* _Directive_: Set out every line bearing the string "Pekín".

(Stored dataset items)

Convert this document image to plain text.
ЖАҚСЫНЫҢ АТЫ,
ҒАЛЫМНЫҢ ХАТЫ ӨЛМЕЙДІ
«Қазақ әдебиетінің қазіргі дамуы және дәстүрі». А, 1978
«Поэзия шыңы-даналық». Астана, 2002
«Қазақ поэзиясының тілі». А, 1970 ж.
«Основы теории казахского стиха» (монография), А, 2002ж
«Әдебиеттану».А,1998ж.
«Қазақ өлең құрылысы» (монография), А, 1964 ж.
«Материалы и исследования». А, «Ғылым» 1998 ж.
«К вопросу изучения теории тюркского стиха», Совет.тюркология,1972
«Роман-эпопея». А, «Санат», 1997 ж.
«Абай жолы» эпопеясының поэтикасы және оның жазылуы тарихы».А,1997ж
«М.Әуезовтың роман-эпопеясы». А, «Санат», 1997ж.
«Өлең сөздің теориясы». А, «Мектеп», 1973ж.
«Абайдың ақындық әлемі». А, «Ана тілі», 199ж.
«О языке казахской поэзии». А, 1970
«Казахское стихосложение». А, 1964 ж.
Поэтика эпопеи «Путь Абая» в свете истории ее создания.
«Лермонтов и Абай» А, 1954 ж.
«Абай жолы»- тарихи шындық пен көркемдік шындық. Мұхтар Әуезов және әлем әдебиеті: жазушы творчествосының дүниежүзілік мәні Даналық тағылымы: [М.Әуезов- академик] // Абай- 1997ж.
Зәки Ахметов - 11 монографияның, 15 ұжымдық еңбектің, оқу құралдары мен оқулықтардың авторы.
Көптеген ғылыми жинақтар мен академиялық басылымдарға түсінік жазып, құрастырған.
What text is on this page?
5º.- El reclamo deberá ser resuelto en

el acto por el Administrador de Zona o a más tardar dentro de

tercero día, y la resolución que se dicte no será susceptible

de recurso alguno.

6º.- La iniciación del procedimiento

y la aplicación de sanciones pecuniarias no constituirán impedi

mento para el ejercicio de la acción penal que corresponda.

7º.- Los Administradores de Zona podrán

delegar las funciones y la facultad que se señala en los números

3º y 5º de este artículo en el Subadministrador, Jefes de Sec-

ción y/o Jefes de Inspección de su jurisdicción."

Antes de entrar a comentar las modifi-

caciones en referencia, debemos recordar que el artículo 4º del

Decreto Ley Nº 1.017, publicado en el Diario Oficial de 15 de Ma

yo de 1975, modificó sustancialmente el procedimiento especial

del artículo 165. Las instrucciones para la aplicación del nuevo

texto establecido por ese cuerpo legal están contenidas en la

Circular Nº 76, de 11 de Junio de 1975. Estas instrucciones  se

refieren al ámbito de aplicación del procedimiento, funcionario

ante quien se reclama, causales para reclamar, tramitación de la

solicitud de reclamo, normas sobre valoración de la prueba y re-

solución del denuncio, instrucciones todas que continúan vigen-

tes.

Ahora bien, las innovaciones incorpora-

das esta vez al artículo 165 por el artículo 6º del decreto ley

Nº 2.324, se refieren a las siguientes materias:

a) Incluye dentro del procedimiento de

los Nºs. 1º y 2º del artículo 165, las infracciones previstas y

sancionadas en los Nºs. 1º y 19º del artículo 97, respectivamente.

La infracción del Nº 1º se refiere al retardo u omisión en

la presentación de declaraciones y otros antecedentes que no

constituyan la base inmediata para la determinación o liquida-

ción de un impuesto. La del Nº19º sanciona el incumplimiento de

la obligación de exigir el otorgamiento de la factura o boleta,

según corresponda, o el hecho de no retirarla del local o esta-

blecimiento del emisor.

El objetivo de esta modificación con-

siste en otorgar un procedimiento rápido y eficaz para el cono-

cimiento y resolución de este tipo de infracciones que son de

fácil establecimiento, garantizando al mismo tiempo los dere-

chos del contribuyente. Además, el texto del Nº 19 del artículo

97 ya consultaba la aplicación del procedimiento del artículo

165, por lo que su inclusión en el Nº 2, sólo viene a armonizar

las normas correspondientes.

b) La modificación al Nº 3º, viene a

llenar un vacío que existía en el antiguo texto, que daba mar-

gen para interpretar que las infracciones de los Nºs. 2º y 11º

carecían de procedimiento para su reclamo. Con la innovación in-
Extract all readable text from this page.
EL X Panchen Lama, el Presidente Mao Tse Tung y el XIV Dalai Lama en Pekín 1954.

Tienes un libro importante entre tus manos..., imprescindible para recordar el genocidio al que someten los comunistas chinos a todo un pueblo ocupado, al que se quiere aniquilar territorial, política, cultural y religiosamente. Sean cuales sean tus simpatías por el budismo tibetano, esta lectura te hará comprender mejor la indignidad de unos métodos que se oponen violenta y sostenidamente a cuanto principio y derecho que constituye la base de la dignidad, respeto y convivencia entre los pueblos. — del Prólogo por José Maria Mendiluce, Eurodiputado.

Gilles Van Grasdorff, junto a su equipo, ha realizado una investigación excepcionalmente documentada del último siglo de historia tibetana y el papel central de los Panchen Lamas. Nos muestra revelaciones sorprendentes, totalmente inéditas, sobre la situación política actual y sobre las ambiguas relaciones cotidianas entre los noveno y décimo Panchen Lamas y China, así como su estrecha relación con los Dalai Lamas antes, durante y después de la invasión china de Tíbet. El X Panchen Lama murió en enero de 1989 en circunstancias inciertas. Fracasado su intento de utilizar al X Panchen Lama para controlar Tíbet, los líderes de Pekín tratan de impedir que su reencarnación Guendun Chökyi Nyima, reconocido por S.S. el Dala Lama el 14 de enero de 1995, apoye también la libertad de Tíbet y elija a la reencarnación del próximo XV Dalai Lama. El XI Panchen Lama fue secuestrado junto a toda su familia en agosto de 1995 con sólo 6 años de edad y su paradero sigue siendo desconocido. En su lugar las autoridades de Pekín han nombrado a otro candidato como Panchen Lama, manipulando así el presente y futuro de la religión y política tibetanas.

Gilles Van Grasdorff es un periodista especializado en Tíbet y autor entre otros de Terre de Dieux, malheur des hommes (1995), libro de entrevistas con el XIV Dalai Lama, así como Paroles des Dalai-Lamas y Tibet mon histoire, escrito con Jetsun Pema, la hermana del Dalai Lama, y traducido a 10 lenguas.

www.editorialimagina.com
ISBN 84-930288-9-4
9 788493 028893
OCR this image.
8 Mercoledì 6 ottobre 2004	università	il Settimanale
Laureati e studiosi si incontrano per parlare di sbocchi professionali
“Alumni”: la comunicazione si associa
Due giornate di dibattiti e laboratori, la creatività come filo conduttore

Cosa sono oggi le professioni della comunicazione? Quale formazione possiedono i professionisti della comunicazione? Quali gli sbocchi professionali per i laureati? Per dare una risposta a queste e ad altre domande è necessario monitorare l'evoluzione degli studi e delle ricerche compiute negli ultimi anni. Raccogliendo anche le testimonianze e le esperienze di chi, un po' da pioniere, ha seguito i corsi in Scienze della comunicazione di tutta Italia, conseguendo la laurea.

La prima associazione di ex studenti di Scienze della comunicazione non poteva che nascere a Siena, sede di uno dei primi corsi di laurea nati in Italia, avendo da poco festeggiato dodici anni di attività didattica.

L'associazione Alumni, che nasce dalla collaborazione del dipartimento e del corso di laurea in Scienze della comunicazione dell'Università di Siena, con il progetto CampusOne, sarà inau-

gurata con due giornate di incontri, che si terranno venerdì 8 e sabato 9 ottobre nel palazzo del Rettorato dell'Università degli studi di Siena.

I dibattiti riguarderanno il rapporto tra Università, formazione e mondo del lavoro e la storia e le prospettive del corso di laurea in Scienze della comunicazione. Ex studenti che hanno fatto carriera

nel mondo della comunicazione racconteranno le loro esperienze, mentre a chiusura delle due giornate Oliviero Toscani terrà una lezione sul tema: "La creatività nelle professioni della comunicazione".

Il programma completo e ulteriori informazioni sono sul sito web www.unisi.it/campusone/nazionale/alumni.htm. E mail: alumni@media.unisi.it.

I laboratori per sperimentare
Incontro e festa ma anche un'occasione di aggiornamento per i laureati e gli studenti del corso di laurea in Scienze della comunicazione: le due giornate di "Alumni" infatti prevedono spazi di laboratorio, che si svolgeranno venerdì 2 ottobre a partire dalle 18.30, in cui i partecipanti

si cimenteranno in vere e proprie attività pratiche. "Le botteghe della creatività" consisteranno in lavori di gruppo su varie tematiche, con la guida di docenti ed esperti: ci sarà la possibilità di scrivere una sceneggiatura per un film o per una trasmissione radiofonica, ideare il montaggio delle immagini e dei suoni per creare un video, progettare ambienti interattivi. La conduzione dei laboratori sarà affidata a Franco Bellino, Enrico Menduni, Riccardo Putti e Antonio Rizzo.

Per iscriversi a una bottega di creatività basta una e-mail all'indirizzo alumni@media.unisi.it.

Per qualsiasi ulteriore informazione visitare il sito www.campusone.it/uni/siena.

* _Exercise response_:
EL X Panchen Lama, el Presidente Mao Tse Tung y el XIV Dalai Lama en Pekín 1954.
Gilles Van Grasdorff, junto a su equipo, ha realizado una investigación excepcionalmente documentada del último siglo de historia tibetana y el papel central de los Panchen Lamas. Nos muestra revelaciones sorprendentes, totalmente inéditas, sobre la situación política actual y sobre las ambiguas relaciones cotidianas entre los noveno y décimo Panchen Lamas y China, así como su estrecha relación con los Dalai Lamas antes, durante y después de la invasión china de Tíbet. El X Panchen Lama murió en enero de 1989 en circunstancias inciertas. Fracasado su intento de utilizar al X Panchen Lama para controlar Tíbet, los líderes de Pekín tratan de impedir que su reencarnación Guendun Chökyi Nyima, reconocido por S.S. el Dala Lama el 14 de enero de 1995, apoye también la libertad de Tíbet y elija a la reencarnación del próximo XV Dalai Lama. El XI Panchen Lama fue secuestrado junto a toda su familia en agosto de 1995 con sólo 6 años de edad y su paradero sigue siendo desconocido. En su lugar las autoridades de Pekín han nombrado a otro candidato como Panchen Lama, manipulando así el presente y futuro de la religión y política tibetanas.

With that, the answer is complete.